▸ **Exercises to complete**:
1. Please transcribe the part of the post about selective source NAT, everything from "In my organization" down to "application server log.".
2. According to the post about selective source NAT, what address should the client 10.1.2.3 be translated to?
3. Summarize the post about selective source NAT in two sentences.

▸ **Text passage**:
##############################

In my organization I have the need to source nat a subset of clients. But I need to do this without loosing the option to trace specific client requests in the application server log.

 

So I thought it would be useful to apply a network to network selective source nat leaving the last three octets of the original client ip address unchanged.

 

For example, I want the client ip 10.1.2.3 to be source natted with the address 12.1.2.3 (the first octet changed from 10 to 12). This should be applied respectively to all clients included in the original network 10.0.0.0/8

 

So I wrote an irule that seems to do the job:

 

when CLIENT_ACCEPTED { checks to see if client_addr = any in the class if { [class match [IP::client_addr] equals SNAT_GROUP_A] } { scan [IP::client_addr] %d.%d.%d.%d ip1 ip2 ip3 ip4 set newip [IP::addr 12.$ip2.$ip3.$ip4 mask 255.255.255.255] snat $newip log local0. "Snatting client [IP::client_addr] Client Port:[TCP::client_port] - Server Port:[TCP::local_port clientside] to new source ip $newip" } }

 

My question is: Is this the right way to obtain what we need? Is there some more efficient ways to do the same thing? In your opinion, how much thi irule should impact on ltm performance considering the traffic generated by several thousands clients?

 

Thanks in advance for your comments

 

Bye

 

5 Replies

  • I would look at this code snippet (and adjust accordingly) Selective SNAT

     

    As far as performance based on a few 1000 connections I think you shouldn't notice too much.

     

  • Also, is this the way the iRule you submitted looks like?

    when CLIENT_ACCEPTED {
         checks to see if client_addr = any in the class 
        if { [class match [IP::client_addr] equals SNAT_GROUP_A] } {
        scan [IP::client_addr] %d.%d.%d.%d ip1 ip2 ip3 ip4 
        set newip [IP::addr 12.$ip2.$ip3.$ip4 mask 255.255.255.255]
        snat $newip 
        log local0. "Snatting client [IP::client_addr] Client Port:[TCP::client_port] - Server Port:[TCP::local_port clientside] to new source ip $newip"

##############################

▸ **Entries shown**:
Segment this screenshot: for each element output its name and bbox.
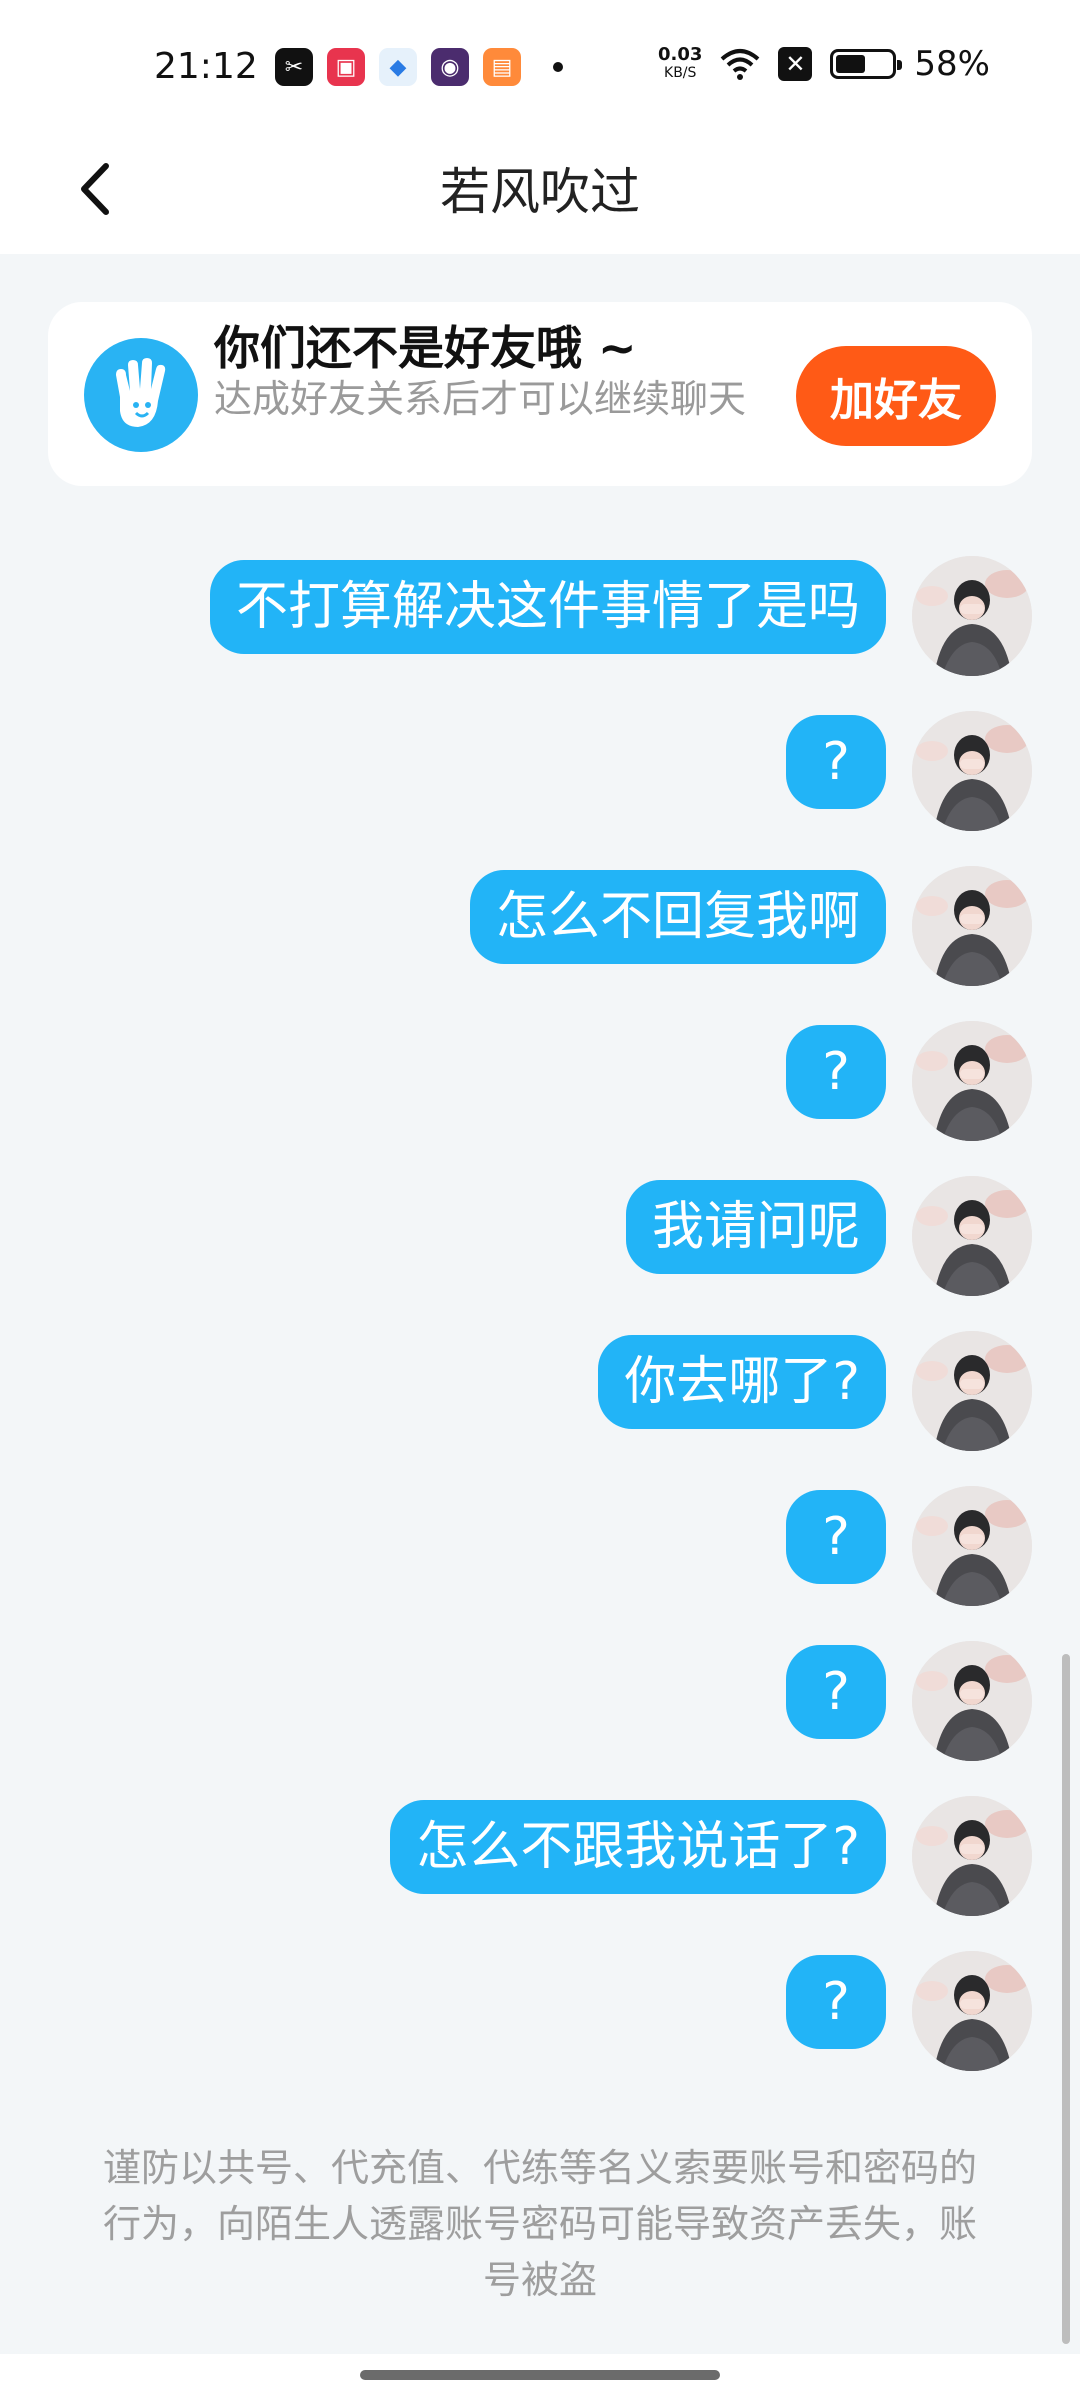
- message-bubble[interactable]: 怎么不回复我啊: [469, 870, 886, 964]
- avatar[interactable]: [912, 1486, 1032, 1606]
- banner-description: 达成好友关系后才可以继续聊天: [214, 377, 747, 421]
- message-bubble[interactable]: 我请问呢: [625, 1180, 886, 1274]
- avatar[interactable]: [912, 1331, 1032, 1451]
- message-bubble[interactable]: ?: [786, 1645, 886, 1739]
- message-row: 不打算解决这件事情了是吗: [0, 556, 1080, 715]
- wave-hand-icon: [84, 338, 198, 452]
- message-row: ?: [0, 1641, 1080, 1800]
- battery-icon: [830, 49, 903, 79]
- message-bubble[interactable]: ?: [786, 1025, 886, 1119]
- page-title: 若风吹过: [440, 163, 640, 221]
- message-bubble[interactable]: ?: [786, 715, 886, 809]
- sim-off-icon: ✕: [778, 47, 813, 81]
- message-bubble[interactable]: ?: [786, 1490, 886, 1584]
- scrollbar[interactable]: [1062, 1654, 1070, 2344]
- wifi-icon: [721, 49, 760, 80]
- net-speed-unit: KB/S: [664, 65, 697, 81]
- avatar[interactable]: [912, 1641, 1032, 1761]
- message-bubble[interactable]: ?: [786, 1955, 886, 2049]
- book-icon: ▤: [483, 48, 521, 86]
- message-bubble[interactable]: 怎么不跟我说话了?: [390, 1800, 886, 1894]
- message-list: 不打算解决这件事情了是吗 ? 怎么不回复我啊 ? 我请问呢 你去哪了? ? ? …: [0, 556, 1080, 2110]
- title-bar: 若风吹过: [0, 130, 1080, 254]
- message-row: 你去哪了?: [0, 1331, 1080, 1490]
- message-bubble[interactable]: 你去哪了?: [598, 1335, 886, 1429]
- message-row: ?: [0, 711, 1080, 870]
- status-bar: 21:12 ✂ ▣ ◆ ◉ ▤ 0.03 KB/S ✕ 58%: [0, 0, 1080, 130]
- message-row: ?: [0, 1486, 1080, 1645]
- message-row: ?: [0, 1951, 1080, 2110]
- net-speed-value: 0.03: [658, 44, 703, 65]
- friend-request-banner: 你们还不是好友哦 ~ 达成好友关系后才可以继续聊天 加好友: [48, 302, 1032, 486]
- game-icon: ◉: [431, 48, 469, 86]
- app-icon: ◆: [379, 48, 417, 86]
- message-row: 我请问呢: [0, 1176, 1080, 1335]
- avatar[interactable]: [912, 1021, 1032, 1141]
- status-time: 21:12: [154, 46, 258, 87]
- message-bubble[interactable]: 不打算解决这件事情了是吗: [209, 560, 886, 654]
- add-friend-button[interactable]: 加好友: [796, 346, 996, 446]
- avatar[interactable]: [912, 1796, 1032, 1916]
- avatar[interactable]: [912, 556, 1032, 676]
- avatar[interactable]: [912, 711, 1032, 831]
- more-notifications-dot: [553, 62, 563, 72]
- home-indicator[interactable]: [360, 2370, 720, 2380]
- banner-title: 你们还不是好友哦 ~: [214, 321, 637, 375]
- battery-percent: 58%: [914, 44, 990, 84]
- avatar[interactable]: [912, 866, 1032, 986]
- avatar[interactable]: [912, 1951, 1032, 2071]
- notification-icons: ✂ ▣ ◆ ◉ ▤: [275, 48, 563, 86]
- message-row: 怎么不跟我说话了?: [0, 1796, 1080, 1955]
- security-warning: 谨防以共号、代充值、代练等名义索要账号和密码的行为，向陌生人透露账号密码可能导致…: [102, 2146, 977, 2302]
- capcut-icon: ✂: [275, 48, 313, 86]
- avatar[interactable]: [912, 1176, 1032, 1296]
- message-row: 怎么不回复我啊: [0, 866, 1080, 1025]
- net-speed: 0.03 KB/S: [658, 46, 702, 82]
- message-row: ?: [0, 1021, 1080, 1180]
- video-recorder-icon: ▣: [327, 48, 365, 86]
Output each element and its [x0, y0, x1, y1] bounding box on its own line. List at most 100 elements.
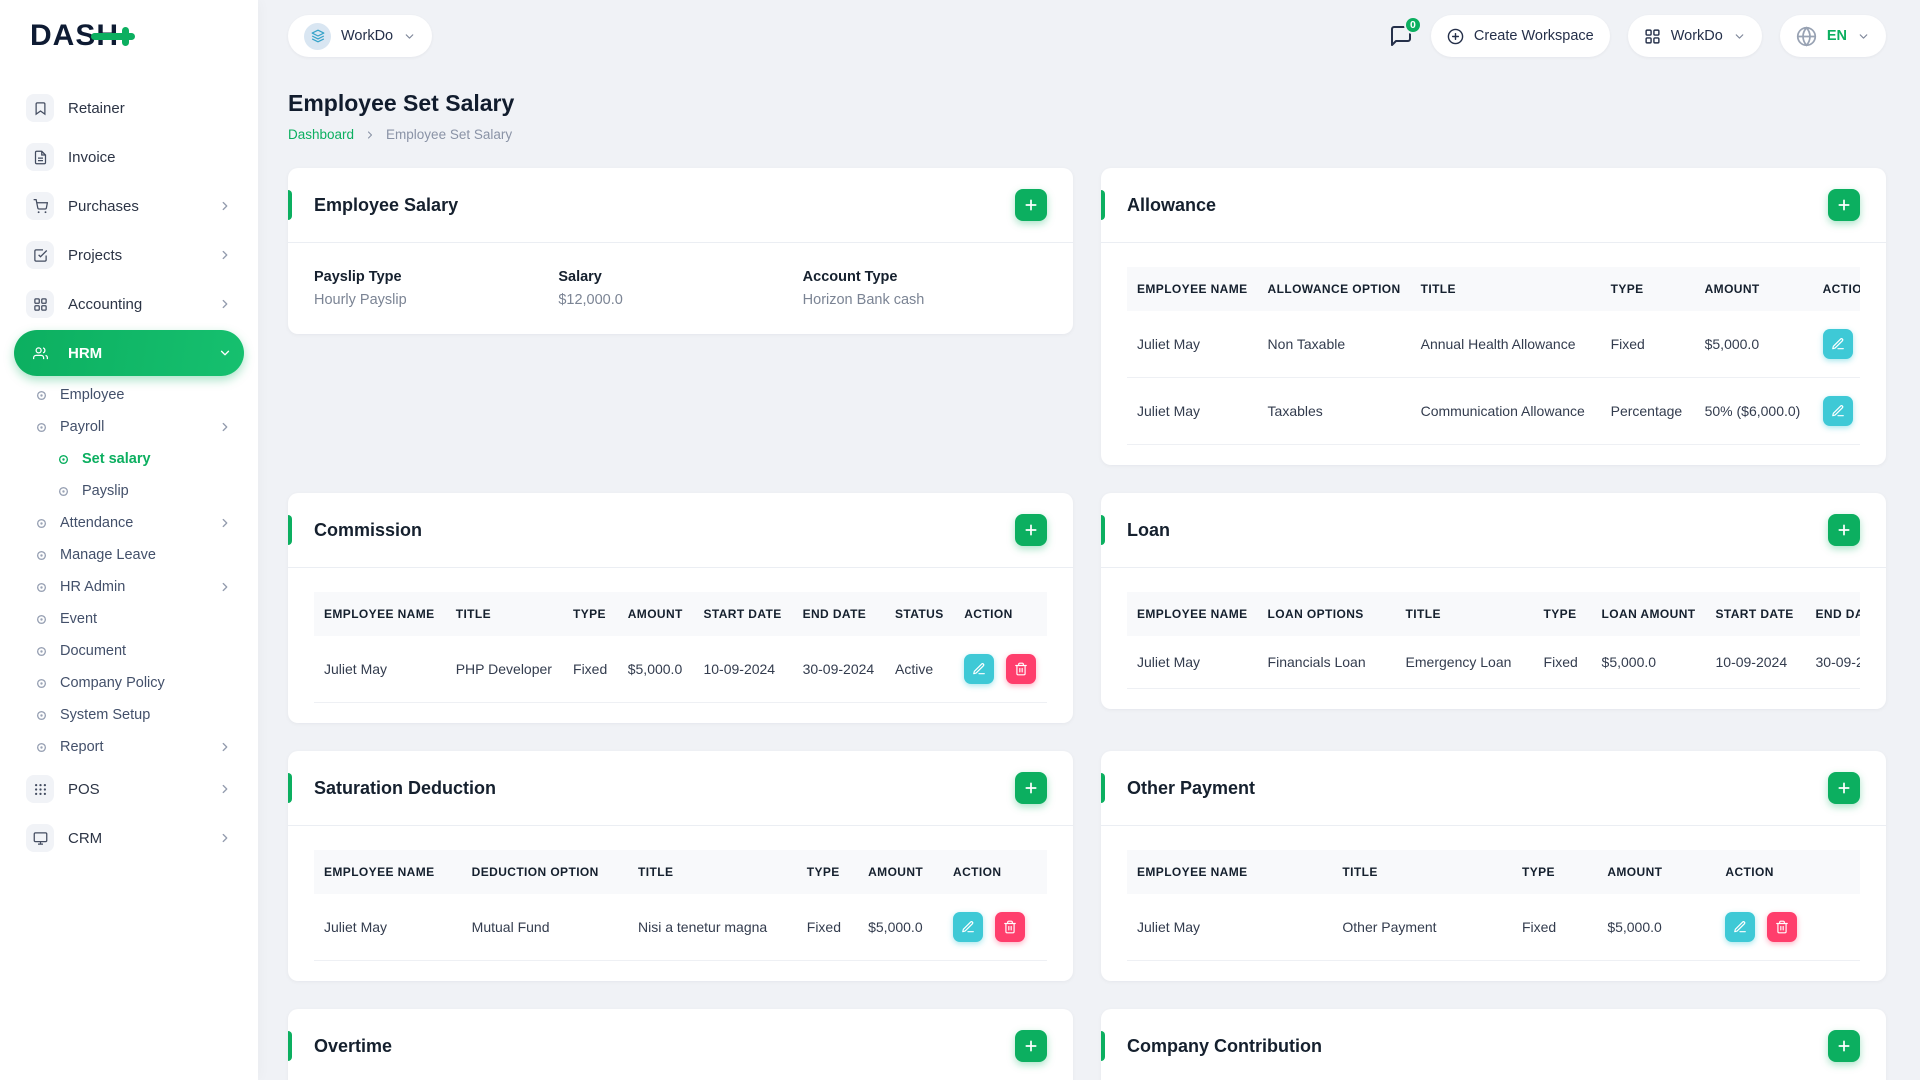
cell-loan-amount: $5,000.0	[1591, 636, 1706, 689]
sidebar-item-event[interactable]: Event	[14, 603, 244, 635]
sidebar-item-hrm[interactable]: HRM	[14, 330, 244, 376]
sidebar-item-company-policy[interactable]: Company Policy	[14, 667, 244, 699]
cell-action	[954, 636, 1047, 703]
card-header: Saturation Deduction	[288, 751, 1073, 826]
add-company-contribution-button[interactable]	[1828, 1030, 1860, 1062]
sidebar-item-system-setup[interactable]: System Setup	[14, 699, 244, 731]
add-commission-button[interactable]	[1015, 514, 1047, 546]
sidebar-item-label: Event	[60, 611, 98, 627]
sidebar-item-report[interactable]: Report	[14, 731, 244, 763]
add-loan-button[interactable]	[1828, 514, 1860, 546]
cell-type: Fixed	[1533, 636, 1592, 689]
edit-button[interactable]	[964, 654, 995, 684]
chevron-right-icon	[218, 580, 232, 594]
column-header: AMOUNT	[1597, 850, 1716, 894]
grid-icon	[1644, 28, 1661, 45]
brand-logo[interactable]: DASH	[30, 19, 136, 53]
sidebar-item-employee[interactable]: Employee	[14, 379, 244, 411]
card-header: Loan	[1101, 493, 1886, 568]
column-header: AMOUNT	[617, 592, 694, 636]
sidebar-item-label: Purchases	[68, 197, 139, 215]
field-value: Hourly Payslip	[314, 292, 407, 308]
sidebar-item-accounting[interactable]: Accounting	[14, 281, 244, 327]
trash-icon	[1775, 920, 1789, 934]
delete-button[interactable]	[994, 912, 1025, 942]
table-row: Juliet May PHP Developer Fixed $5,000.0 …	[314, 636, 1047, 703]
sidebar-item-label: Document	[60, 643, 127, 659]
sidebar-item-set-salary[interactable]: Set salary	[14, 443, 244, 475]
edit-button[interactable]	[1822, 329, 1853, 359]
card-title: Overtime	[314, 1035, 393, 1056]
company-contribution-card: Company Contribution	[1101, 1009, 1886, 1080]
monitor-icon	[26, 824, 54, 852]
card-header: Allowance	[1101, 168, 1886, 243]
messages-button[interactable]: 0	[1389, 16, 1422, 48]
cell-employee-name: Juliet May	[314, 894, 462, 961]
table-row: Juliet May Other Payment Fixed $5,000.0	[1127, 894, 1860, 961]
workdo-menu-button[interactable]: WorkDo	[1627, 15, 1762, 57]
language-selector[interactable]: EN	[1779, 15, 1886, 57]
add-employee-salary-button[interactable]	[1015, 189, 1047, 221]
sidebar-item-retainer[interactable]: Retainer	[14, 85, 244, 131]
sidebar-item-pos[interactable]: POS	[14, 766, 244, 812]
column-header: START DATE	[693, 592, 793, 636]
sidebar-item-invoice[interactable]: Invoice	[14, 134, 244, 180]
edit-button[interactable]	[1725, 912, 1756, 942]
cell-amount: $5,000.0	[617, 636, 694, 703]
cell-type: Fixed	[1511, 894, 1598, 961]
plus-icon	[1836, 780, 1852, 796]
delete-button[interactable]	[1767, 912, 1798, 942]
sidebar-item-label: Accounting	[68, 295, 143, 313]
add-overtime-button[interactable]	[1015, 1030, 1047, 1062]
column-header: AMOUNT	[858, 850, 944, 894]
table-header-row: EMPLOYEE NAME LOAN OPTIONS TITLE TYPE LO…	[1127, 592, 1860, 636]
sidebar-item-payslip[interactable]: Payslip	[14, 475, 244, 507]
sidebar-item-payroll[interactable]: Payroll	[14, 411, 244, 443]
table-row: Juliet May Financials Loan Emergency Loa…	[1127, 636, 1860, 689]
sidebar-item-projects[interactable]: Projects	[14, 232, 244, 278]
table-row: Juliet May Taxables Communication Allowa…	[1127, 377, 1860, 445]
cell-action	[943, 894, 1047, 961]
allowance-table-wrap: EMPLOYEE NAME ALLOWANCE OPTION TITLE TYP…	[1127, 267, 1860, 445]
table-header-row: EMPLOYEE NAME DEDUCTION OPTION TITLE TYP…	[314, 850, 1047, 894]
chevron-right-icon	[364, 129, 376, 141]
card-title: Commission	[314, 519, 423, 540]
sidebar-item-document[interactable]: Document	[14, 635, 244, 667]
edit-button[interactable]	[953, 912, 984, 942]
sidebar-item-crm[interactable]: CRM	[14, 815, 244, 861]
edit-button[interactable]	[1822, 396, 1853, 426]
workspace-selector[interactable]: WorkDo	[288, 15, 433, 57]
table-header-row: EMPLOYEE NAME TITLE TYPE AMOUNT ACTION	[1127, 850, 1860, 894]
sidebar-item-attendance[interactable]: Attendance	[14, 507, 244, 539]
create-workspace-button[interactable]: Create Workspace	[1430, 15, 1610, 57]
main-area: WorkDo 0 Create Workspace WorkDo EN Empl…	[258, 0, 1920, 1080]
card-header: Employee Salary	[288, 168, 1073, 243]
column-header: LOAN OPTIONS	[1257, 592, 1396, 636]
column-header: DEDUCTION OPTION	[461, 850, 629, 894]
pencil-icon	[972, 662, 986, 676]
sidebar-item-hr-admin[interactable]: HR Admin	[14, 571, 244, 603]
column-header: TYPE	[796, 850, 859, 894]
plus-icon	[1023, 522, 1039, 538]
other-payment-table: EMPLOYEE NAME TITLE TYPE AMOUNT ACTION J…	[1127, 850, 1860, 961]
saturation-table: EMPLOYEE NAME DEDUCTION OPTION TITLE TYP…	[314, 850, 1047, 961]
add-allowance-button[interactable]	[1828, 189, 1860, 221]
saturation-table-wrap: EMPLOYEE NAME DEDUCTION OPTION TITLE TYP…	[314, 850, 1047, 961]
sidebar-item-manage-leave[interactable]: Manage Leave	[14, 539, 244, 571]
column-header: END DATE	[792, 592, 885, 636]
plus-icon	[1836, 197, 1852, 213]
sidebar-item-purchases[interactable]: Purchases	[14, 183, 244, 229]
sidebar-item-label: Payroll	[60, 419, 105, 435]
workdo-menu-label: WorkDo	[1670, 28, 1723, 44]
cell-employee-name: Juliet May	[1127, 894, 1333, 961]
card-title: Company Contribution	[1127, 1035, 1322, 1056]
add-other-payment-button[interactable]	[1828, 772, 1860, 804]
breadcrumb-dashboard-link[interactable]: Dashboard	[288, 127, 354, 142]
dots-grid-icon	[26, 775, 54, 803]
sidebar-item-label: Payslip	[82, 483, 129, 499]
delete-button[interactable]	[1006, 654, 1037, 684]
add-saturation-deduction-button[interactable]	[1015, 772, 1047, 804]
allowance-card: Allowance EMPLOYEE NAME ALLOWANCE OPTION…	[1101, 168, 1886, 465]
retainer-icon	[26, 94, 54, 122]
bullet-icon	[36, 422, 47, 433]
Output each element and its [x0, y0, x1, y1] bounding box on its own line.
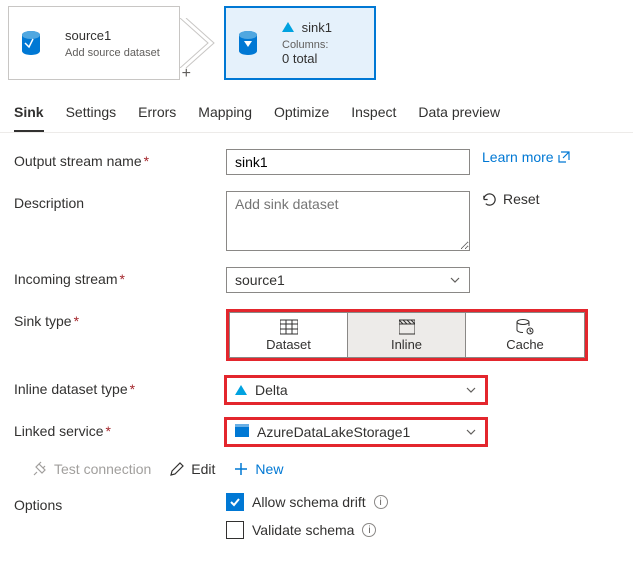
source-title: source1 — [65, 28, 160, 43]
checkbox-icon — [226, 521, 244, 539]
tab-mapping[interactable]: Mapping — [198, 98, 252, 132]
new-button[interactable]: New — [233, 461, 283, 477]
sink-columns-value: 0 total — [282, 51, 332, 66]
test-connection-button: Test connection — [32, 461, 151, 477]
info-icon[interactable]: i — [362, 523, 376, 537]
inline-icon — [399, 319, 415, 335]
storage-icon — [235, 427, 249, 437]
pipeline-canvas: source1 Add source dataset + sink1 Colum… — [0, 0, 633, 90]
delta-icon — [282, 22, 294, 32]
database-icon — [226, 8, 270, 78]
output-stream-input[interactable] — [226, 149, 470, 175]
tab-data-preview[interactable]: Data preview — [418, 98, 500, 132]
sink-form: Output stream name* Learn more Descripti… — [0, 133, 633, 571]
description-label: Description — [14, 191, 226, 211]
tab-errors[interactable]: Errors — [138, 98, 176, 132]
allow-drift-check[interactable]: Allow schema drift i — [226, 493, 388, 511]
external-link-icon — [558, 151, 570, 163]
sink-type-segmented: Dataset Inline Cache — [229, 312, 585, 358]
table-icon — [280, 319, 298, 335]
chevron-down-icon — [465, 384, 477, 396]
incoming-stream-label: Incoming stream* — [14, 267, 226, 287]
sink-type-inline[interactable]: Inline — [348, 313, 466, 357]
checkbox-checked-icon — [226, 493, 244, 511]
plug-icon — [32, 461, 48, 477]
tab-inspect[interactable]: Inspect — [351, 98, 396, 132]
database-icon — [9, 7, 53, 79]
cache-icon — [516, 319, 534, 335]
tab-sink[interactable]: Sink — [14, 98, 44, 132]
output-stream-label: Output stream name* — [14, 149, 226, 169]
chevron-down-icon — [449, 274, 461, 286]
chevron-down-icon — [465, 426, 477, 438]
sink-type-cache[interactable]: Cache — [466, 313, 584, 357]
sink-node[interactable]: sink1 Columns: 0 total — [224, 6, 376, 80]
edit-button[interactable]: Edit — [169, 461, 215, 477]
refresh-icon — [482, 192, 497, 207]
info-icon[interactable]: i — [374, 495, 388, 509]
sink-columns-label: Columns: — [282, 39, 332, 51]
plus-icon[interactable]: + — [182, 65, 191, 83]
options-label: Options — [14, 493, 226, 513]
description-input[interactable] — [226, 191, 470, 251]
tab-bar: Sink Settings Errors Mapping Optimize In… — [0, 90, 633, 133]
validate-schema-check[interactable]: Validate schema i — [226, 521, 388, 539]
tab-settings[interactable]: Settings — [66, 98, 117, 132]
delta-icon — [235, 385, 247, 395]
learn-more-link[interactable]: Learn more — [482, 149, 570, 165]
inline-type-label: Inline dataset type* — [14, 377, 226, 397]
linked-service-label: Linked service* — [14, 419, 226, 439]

##############################

▸ **Task-by-task results**:
1.
In my organization I have the need to source nat a subset of clients. But I need to do this without loosing the option to trace specific client requests in the application server log.

2. 12.1.2.3

3. The poster needs to source NAT a subset of clients without losing the ability to trace their requests in the application server log, so they wrote an iRule that changes only the first octet of client addresses in 10.0.0.0/8 (for example, 10.1.2.3 becomes 12.1.2.3). They ask whether this is the right approach, whether a more efficient way exists, and how it would affect LTM performance with several thousand clients; one reply suggests adapting a Selective SNAT code snippet and says the performance impact at a few thousand connections should not be very noticeable.